§ Check your understanding
1 - Which version of BWA does the passage on HLA typing say was used to align the sequence reads?
2 - Rewrite the part of the HLA typing passage between "In order to" and "study [31, 32].", inclusive, substituting "GRCh38" for every instance of "GRCh37".

§ Excerpted text
• • • •

In order to supplement the HLA allele information, which was specific to the Japanese population, and was not correctly implemented in the Omixon, we updated the HLA typing results based on those obtained from a sequence-based typing method. We downloaded the GRCh37 reference genome from Ensembl, a genome browser for vertebrate genomes. GRCh37 reference genome was created by the Genome Reference Consortium (GRC) in 2009. The sequence reads were aligned to the GRCh37 of the MHC region using BWA (version 0.7.15) [28]. We obtained HLA allele sequences from the IPD and IMGT/HLA databases [29]. We used the GATK Unified Genotyper and Haplotypecaller for variant calling [30]. Details of the HLA genotyping protocol is described in our previous study [31, 32].

• • • •

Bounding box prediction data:
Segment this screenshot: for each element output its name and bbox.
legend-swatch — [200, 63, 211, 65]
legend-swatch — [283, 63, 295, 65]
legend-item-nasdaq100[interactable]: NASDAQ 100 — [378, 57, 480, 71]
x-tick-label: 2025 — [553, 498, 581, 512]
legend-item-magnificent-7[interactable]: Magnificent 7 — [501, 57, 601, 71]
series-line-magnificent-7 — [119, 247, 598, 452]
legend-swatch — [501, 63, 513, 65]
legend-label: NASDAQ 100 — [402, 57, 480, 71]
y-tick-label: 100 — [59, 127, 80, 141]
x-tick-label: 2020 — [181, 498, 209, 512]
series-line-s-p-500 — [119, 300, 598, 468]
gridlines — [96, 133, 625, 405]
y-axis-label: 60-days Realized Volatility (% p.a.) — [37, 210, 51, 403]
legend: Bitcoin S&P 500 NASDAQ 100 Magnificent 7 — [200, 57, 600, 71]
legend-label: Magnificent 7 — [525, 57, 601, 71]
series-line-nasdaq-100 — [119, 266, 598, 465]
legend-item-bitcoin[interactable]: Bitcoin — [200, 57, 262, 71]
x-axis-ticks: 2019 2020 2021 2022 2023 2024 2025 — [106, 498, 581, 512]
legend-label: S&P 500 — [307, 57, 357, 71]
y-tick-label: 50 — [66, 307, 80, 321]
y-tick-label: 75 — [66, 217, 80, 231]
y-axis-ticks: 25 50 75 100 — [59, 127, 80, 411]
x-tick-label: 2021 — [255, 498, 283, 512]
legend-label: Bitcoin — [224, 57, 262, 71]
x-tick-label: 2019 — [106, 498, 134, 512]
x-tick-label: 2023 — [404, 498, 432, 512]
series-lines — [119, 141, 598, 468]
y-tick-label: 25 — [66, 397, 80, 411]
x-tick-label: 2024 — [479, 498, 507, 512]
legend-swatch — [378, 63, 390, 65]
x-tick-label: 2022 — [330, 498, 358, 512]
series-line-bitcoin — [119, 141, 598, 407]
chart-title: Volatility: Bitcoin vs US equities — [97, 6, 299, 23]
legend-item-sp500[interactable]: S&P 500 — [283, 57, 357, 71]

• • • •

§ Your written answers
1 - Version 0.7.15.

2 -
In order to supplement the HLA allele information, which was specific to the Japanese population, and was not correctly implemented in the Omixon, we updated the HLA typing results based on those obtained from a sequence-based typing method. We downloaded the GRCh38 reference genome from Ensembl, a genome browser for vertebrate genomes. GRCh38 reference genome was created by the Genome Reference Consortium (GRC) in 2009. The sequence reads were aligned to the GRCh38 of the MHC region using BWA (version 0.7.15) [28]. We obtained HLA allele sequences from the IPD and IMGT/HLA databases [29]. We used the GATK Unified Genotyper and Haplotypecaller for variant calling [30]. Details of the HLA genotyping protocol is described in our previous study [31, 32].